---------- LISTED ENTRIES ----------

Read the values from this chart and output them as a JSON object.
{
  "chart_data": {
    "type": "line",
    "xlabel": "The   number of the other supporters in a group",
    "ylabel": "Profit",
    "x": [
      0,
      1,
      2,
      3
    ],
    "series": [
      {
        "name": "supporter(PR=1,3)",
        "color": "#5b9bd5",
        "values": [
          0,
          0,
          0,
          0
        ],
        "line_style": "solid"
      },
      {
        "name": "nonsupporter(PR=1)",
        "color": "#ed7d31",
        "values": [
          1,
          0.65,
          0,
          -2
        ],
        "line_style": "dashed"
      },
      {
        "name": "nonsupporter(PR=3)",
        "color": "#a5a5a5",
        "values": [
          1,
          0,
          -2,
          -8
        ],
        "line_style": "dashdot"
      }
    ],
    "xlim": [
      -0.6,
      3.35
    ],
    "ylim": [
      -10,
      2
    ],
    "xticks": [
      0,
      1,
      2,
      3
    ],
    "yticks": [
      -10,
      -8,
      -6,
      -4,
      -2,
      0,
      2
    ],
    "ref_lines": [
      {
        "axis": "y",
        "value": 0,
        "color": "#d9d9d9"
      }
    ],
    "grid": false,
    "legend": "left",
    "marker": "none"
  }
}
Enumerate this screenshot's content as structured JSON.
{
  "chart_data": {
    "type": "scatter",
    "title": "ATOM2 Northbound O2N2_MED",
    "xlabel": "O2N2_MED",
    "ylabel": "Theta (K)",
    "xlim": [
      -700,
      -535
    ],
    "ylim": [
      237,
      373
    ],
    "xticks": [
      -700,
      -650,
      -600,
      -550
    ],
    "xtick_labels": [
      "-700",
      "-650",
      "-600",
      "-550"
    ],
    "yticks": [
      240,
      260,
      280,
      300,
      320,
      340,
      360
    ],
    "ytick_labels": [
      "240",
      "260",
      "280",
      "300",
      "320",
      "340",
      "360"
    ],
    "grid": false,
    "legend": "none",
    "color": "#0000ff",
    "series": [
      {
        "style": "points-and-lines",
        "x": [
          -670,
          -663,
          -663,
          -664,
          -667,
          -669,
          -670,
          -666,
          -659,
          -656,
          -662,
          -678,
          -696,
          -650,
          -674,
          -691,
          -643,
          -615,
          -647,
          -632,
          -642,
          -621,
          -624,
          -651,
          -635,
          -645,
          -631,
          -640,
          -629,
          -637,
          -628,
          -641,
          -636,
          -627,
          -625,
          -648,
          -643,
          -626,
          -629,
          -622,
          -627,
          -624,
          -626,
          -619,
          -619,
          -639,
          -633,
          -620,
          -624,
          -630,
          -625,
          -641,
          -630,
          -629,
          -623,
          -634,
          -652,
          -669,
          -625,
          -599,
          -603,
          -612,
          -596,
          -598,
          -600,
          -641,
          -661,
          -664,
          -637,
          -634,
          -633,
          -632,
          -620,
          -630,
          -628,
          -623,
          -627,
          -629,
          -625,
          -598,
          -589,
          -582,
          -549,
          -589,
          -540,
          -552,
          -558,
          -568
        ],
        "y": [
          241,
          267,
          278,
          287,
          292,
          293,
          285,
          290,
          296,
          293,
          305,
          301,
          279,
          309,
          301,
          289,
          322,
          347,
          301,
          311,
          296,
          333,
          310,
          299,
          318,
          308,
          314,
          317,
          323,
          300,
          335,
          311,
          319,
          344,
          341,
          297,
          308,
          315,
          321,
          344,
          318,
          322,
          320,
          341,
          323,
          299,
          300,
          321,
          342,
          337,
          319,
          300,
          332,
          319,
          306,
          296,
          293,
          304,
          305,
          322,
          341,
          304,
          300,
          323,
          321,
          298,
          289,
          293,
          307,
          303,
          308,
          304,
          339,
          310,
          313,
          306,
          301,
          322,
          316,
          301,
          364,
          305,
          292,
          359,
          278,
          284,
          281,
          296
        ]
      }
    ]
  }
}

----------

-- PROBLEM TO SOLVE --
State how many lines of the listing above hold the word "JSON", with nothing but the number.

-- PROBLEM SOLUTION --
2